**THE DATA**

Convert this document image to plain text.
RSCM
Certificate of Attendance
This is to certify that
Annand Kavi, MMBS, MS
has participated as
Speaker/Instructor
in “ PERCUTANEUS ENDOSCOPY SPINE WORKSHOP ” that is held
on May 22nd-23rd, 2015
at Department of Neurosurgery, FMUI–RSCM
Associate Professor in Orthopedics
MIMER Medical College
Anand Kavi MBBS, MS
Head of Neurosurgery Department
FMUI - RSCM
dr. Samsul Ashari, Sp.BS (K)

**OBJECTIVE**
Return each entry from the material above exactly as it appears.

**COMPLETE OUTPUT**
Convert this document image to plain text.
RSCM
Certificate of Attendance
This is to certify that
Annand Kavi, MMBS, MS
has participated as
Speaker/Instructor
in “ PERCUTANEUS ENDOSCOPY SPINE WORKSHOP ” that is held
on May 22nd-23rd, 2015
at Department of Neurosurgery, FMUI–RSCM
Associate Professor in Orthopedics
MIMER Medical College
Anand Kavi MBBS, MS
Head of Neurosurgery Department
FMUI - RSCM
dr. Samsul Ashari, Sp.BS (K)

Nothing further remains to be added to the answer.